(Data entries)
◆ ◆ ◆ ◆ ◆ ◆ ◆

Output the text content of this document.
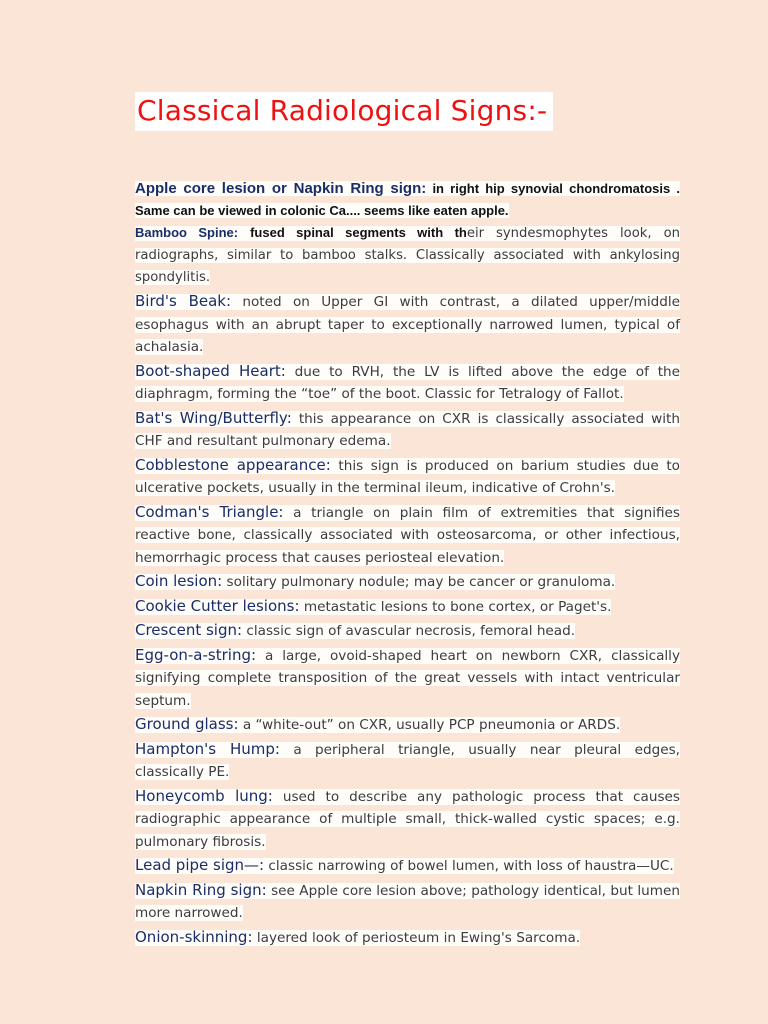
Classical Radiological Signs:-
Apple core lesion or Napkin Ring sign: in right hip synovial chondromatosis . Same can be viewed in colonic Ca.... seems like eaten apple.
Bamboo Spine: fused spinal segments with their syndesmophytes look, on radiographs, similar to bamboo stalks. Classically associated with ankylosing spondylitis.
Bird's Beak: noted on Upper GI with contrast, a dilated upper/middle esophagus with an abrupt taper to exceptionally narrowed lumen, typical of achalasia.
Boot-shaped Heart: due to RVH, the LV is lifted above the edge of the diaphragm, forming the “toe” of the boot. Classic for Tetralogy of Fallot.
Bat's Wing/Butterfly: this appearance on CXR is classically associated with CHF and resultant pulmonary edema.
Cobblestone appearance: this sign is produced on barium studies due to ulcerative pockets, usually in the terminal ileum, indicative of Crohn's.
Codman's Triangle: a triangle on plain film of extremities that signifies reactive bone, classically associated with osteosarcoma, or other infectious, hemorrhagic process that causes periosteal elevation.
Coin lesion: solitary pulmonary nodule; may be cancer or granuloma.
Cookie Cutter lesions: metastatic lesions to bone cortex, or Paget's.
Crescent sign: classic sign of avascular necrosis, femoral head.
Egg-on-a-string: a large, ovoid-shaped heart on newborn CXR, classically signifying complete transposition of the great vessels with intact ventricular septum.
Ground glass: a “white-out” on CXR, usually PCP pneumonia or ARDS.
Hampton's Hump: a peripheral triangle, usually near pleural edges, classically PE.
Honeycomb lung: used to describe any pathologic process that causes radiographic appearance of multiple small, thick-walled cystic spaces; e.g. pulmonary fibrosis.
Lead pipe sign—: classic narrowing of bowel lumen, with loss of haustra—UC.
Napkin Ring sign: see Apple core lesion above; pathology identical, but lumen more narrowed.
Onion-skinning: layered look of periosteum in Ewing's Sarcoma.
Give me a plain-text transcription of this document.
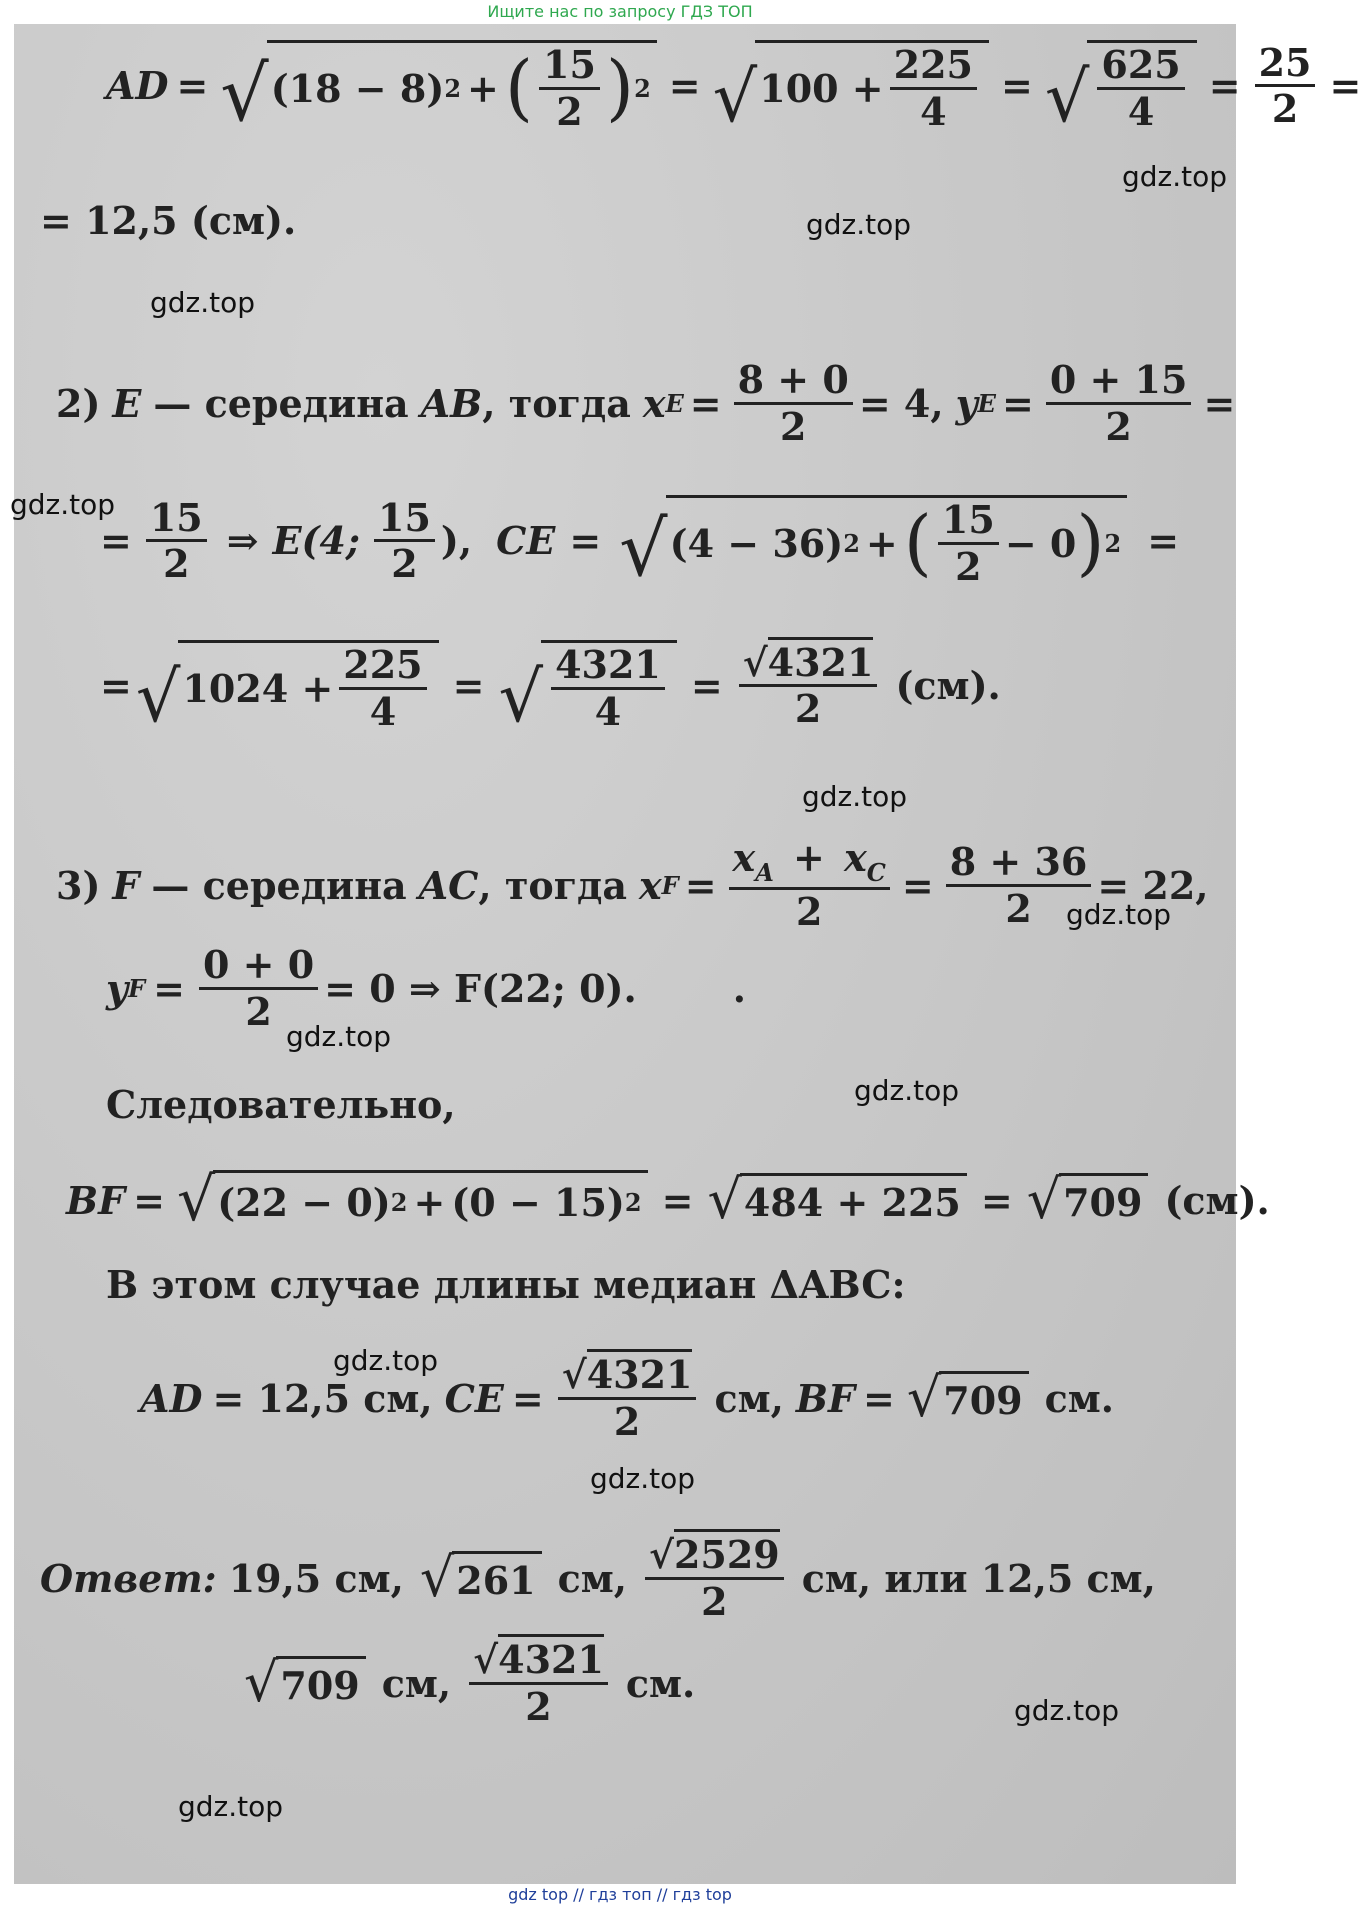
Ищите нас по запросу ГДЗ ТОП
AD = √ (18 − 8) 2 + ( $\frac{15}{2}$ ) 2 = √ $100 + \frac{225}{4}$ = √ $\frac{625}{4} = \frac{25}{2}$ =
= 12,5 (см).
2) E — середина AB , тогда x $E = \frac{8 + 0}{2} = 4$, y $E = \frac{0 + 15}{2}$ =
= $\frac{15}{2}$ ⇒ E(4; $\frac{15}{2}$ ), CE = √ (4 − 36) 2 + ( $\frac{15}{2} - 0$ ) 2 =
= √ $1024 + \frac{225}{4}$ = √ $\frac{4321}{4} = \frac{√4321}{2} (см)$.
3) F — середина AC , тогда x $F = \frac{x_A + x_C}{2} = \frac{8 + 36}{2} = 22$,
y $F = \frac{0 + 0}{2} = 0$ ⇒ F(22; 0).	.
Следовательно,
BF = √ (22 − 0) 2 + (0 − 15) 2 = √ 484 + 225 = √ 709 (см).
В этом случае длины медиан ΔABC:
AD = 12,5 см, CE = $\frac{√4321}{2}$ см, BF = √ 709 см.
Ответ: 19,5 см, √ 261 см, $\frac{√2529}{2}$ см, или 12,5 см,
√ 709 см, $\frac{√4321}{2}$ см.
gdz.top
gdz.top
gdz.top
gdz.top
gdz.top
gdz.top
gdz.top
gdz.top
gdz.top
gdz.top
gdz.top
gdz.top
gdz top // гдз топ // гдз top
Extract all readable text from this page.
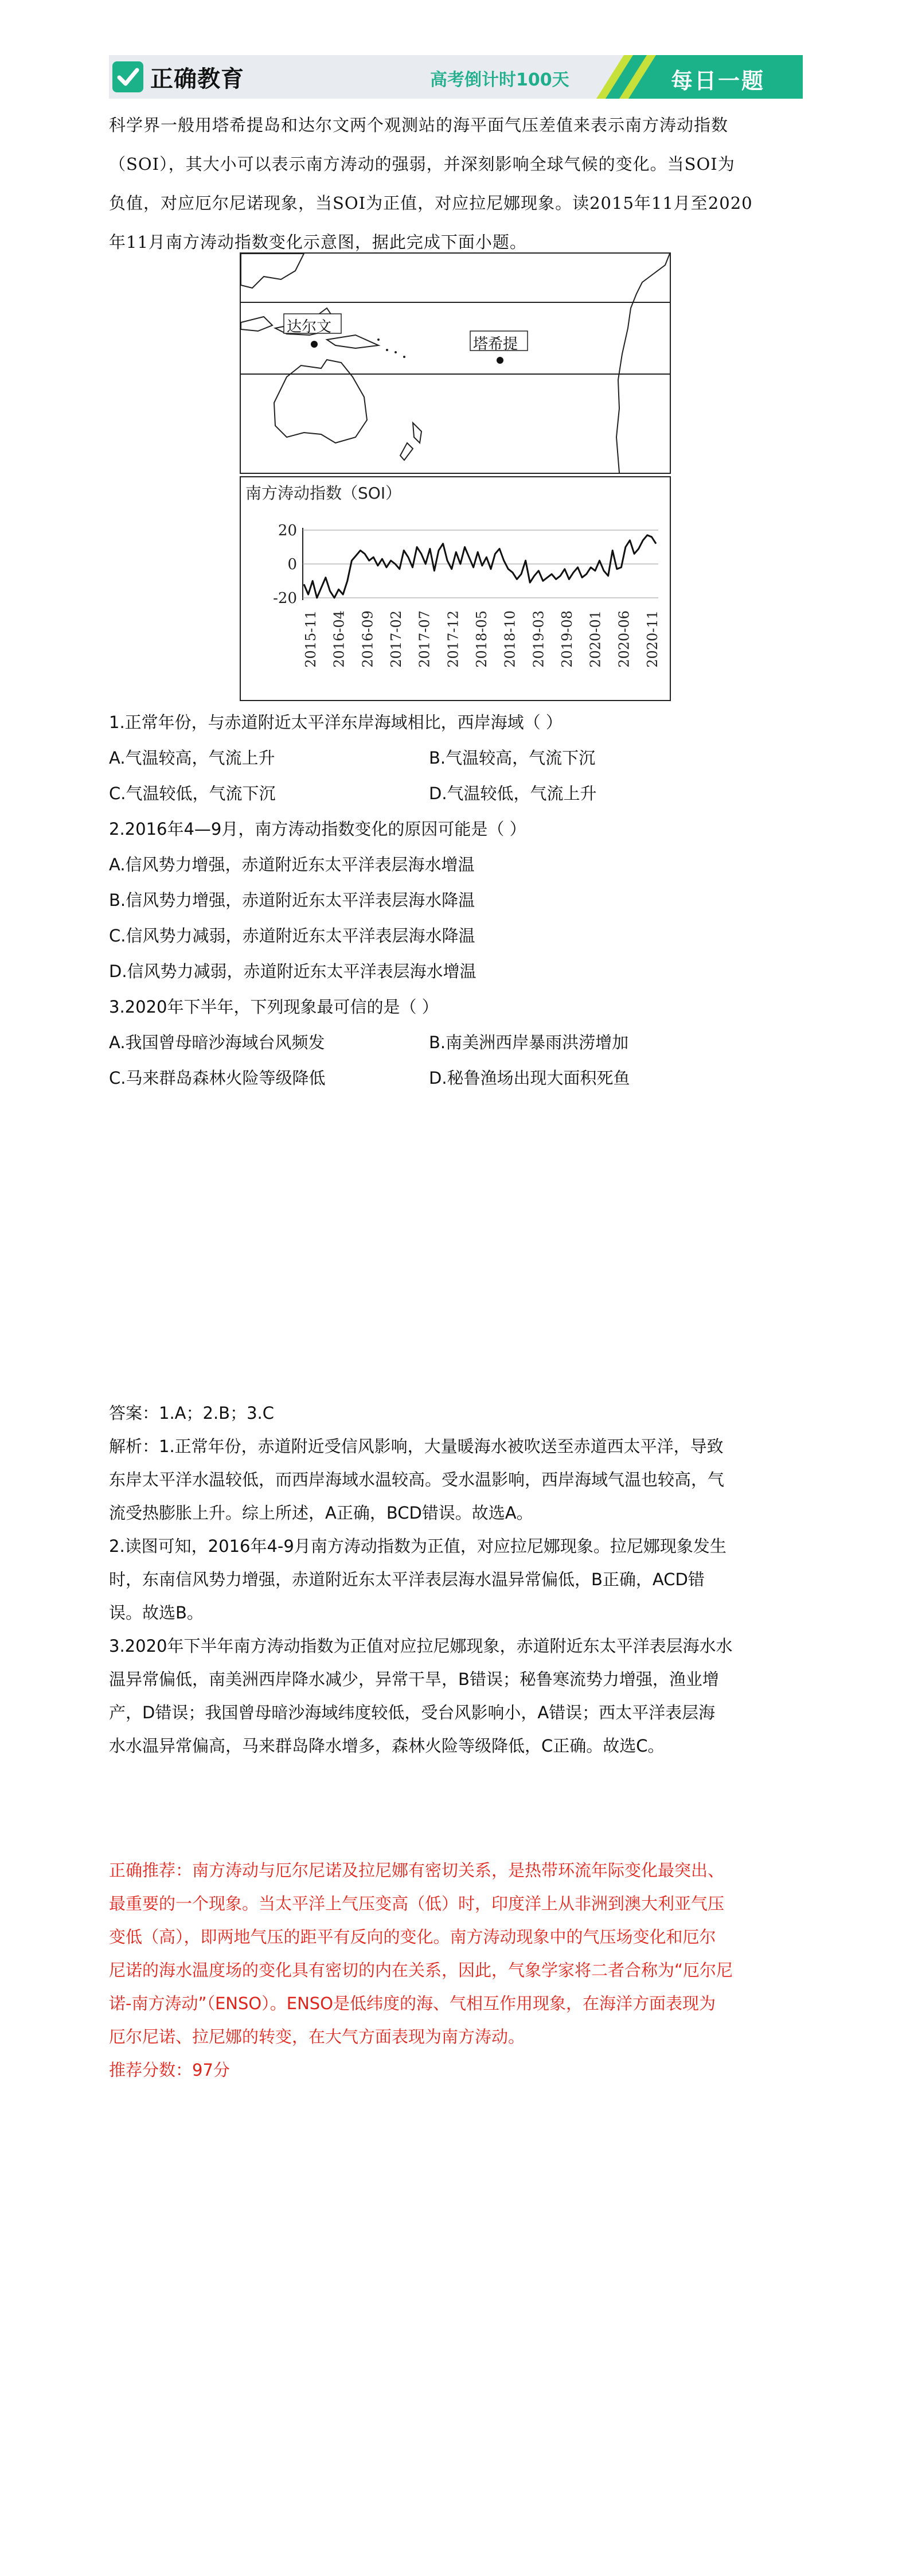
正确教育	高考倒计时100天	每日一题

科学界一般用塔希提岛和达尔文两个观测站的海平面气压差值来表示南方涛动指数

（SOI），其大小可以表示南方涛动的强弱，并深刻影响全球气候的变化。当SOI为

负值，对应厄尔尼诺现象，当SOI为正值，对应拉尼娜现象。读2015年11月至2020

年11月南方涛动指数变化示意图，据此完成下面小题。

达尔文
塔希提
南方涛动指数（SOI）
20
0
-20
2015-11 2016-04 2016-09 2017-02 2017-07 2017-12 2018-05 2018-10 2019-03 2019-08 2020-01 2020-06 2020-11
1.正常年份，与赤道附近太平洋东岸海域相比，西岸海域（ ）
A.气温较高，气流上升	B.气温较高，气流下沉
C.气温较低，气流下沉	D.气温较低，气流上升
2.2016年4—9月，南方涛动指数变化的原因可能是（ ）
A.信风势力增强，赤道附近东太平洋表层海水增温
B.信风势力增强，赤道附近东太平洋表层海水降温
C.信风势力减弱，赤道附近东太平洋表层海水降温
D.信风势力减弱，赤道附近东太平洋表层海水增温
3.2020年下半年，下列现象最可信的是（ ）
A.我国曾母暗沙海域台风频发	B.南美洲西岸暴雨洪涝增加
C.马来群岛森林火险等级降低	D.秘鲁渔场出现大面积死鱼

答案：1.A；2.B；3.C

解析：1.正常年份，赤道附近受信风影响，大量暖海水被吹送至赤道西太平洋，导致

东岸太平洋水温较低，而西岸海域水温较高。受水温影响，西岸海域气温也较高，气

流受热膨胀上升。综上所述，A正确，BCD错误。故选A。

2.读图可知，2016年4-9月南方涛动指数为正值，对应拉尼娜现象。拉尼娜现象发生

时，东南信风势力增强，赤道附近东太平洋表层海水温异常偏低，B正确，ACD错

误。故选B。

3.2020年下半年南方涛动指数为正值对应拉尼娜现象，赤道附近东太平洋表层海水水

温异常偏低，南美洲西岸降水减少，异常干旱，B错误；秘鲁寒流势力增强，渔业增

产，D错误；我国曾母暗沙海域纬度较低，受台风影响小，A错误；西太平洋表层海

水水温异常偏高，马来群岛降水增多，森林火险等级降低，C正确。故选C。

正确推荐：南方涛动与厄尔尼诺及拉尼娜有密切关系，是热带环流年际变化最突出、

最重要的一个现象。当太平洋上气压变高（低）时，印度洋上从非洲到澳大利亚气压

变低（高），即两地气压的距平有反向的变化。南方涛动现象中的气压场变化和厄尔

尼诺的海水温度场的变化具有密切的内在关系，因此，气象学家将二者合称为“厄尔尼

诺-南方涛动”（ENSO）。ENSO是低纬度的海、气相互作用现象，在海洋方面表现为

厄尔尼诺、拉尼娜的转变，在大气方面表现为南方涛动。

推荐分数：97分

◆ ◆ ◆ ◆ ◆ ◆ ◆

* _Exercise goal_: Without the pictures, write out the whole listing above exactly as it appears.

* _Exercise output_:
Output the text content of this document.
Classical Radiological Signs:-
Apple core lesion or Napkin Ring sign: in right hip synovial chondromatosis . Same can be viewed in colonic Ca.... seems like eaten apple.
Bamboo Spine: fused spinal segments with their syndesmophytes look, on radiographs, similar to bamboo stalks. Classically associated with ankylosing spondylitis.
Bird's Beak: noted on Upper GI with contrast, a dilated upper/middle esophagus with an abrupt taper to exceptionally narrowed lumen, typical of achalasia.
Boot-shaped Heart: due to RVH, the LV is lifted above the edge of the diaphragm, forming the “toe” of the boot. Classic for Tetralogy of Fallot.
Bat's Wing/Butterfly: this appearance on CXR is classically associated with CHF and resultant pulmonary edema.
Cobblestone appearance: this sign is produced on barium studies due to ulcerative pockets, usually in the terminal ileum, indicative of Crohn's.
Codman's Triangle: a triangle on plain film of extremities that signifies reactive bone, classically associated with osteosarcoma, or other infectious, hemorrhagic process that causes periosteal elevation.
Coin lesion: solitary pulmonary nodule; may be cancer or granuloma.
Cookie Cutter lesions: metastatic lesions to bone cortex, or Paget's.
Crescent sign: classic sign of avascular necrosis, femoral head.
Egg-on-a-string: a large, ovoid-shaped heart on newborn CXR, classically signifying complete transposition of the great vessels with intact ventricular septum.
Ground glass: a “white-out” on CXR, usually PCP pneumonia or ARDS.
Hampton's Hump: a peripheral triangle, usually near pleural edges, classically PE.
Honeycomb lung: used to describe any pathologic process that causes radiographic appearance of multiple small, thick-walled cystic spaces; e.g. pulmonary fibrosis.
Lead pipe sign—: classic narrowing of bowel lumen, with loss of haustra—UC.
Napkin Ring sign: see Apple core lesion above; pathology identical, but lumen more narrowed.
Onion-skinning: layered look of periosteum in Ewing's Sarcoma.
Give me a plain-text transcription of this document.
Ищите нас по запросу ГДЗ ТОП
AD = √ (18 − 8) 2 + ( $\frac{15}{2}$ ) 2 = √ $100 + \frac{225}{4}$ = √ $\frac{625}{4} = \frac{25}{2}$ =
= 12,5 (см).
2) E — середина AB , тогда x $E = \frac{8 + 0}{2} = 4$, y $E = \frac{0 + 15}{2}$ =
= $\frac{15}{2}$ ⇒ E(4; $\frac{15}{2}$ ), CE = √ (4 − 36) 2 + ( $\frac{15}{2} - 0$ ) 2 =
= √ $1024 + \frac{225}{4}$ = √ $\frac{4321}{4} = \frac{√4321}{2} (см)$.
3) F — середина AC , тогда x $F = \frac{x_A + x_C}{2} = \frac{8 + 36}{2} = 22$,
y $F = \frac{0 + 0}{2} = 0$ ⇒ F(22; 0).	.
Следовательно,
BF = √ (22 − 0) 2 + (0 − 15) 2 = √ 484 + 225 = √ 709 (см).
В этом случае длины медиан ΔABC:
AD = 12,5 см, CE = $\frac{√4321}{2}$ см, BF = √ 709 см.
Ответ: 19,5 см, √ 261 см, $\frac{√2529}{2}$ см, или 12,5 см,
√ 709 см, $\frac{√4321}{2}$ см.
gdz.top
gdz.top
gdz.top
gdz.top
gdz.top
gdz.top
gdz.top
gdz.top
gdz.top
gdz.top
gdz.top
gdz.top
gdz top // гдз топ // гдз top
Extract all readable text from this page.
正确教育	高考倒计时100天	每日一题

科学界一般用塔希提岛和达尔文两个观测站的海平面气压差值来表示南方涛动指数

（SOI），其大小可以表示南方涛动的强弱，并深刻影响全球气候的变化。当SOI为

负值，对应厄尔尼诺现象，当SOI为正值，对应拉尼娜现象。读2015年11月至2020

年11月南方涛动指数变化示意图，据此完成下面小题。

达尔文
塔希提
南方涛动指数（SOI）
20
0
-20
2015-11 2016-04 2016-09 2017-02 2017-07 2017-12 2018-05 2018-10 2019-03 2019-08 2020-01 2020-06 2020-11
1.正常年份，与赤道附近太平洋东岸海域相比，西岸海域（ ）
A.气温较高，气流上升	B.气温较高，气流下沉
C.气温较低，气流下沉	D.气温较低，气流上升
2.2016年4—9月，南方涛动指数变化的原因可能是（ ）
A.信风势力增强，赤道附近东太平洋表层海水增温
B.信风势力增强，赤道附近东太平洋表层海水降温
C.信风势力减弱，赤道附近东太平洋表层海水降温
D.信风势力减弱，赤道附近东太平洋表层海水增温
3.2020年下半年，下列现象最可信的是（ ）
A.我国曾母暗沙海域台风频发	B.南美洲西岸暴雨洪涝增加
C.马来群岛森林火险等级降低	D.秘鲁渔场出现大面积死鱼

答案：1.A；2.B；3.C

解析：1.正常年份，赤道附近受信风影响，大量暖海水被吹送至赤道西太平洋，导致

东岸太平洋水温较低，而西岸海域水温较高。受水温影响，西岸海域气温也较高，气

流受热膨胀上升。综上所述，A正确，BCD错误。故选A。

2.读图可知，2016年4-9月南方涛动指数为正值，对应拉尼娜现象。拉尼娜现象发生

时，东南信风势力增强，赤道附近东太平洋表层海水温异常偏低，B正确，ACD错

误。故选B。

3.2020年下半年南方涛动指数为正值对应拉尼娜现象，赤道附近东太平洋表层海水水

温异常偏低，南美洲西岸降水减少，异常干旱，B错误；秘鲁寒流势力增强，渔业增

产，D错误；我国曾母暗沙海域纬度较低，受台风影响小，A错误；西太平洋表层海

水水温异常偏高，马来群岛降水增多，森林火险等级降低，C正确。故选C。

正确推荐：南方涛动与厄尔尼诺及拉尼娜有密切关系，是热带环流年际变化最突出、

最重要的一个现象。当太平洋上气压变高（低）时，印度洋上从非洲到澳大利亚气压

变低（高），即两地气压的距平有反向的变化。南方涛动现象中的气压场变化和厄尔

尼诺的海水温度场的变化具有密切的内在关系，因此，气象学家将二者合称为“厄尔尼

诺-南方涛动”（ENSO）。ENSO是低纬度的海、气相互作用现象，在海洋方面表现为

厄尔尼诺、拉尼娜的转变，在大气方面表现为南方涛动。

推荐分数：97分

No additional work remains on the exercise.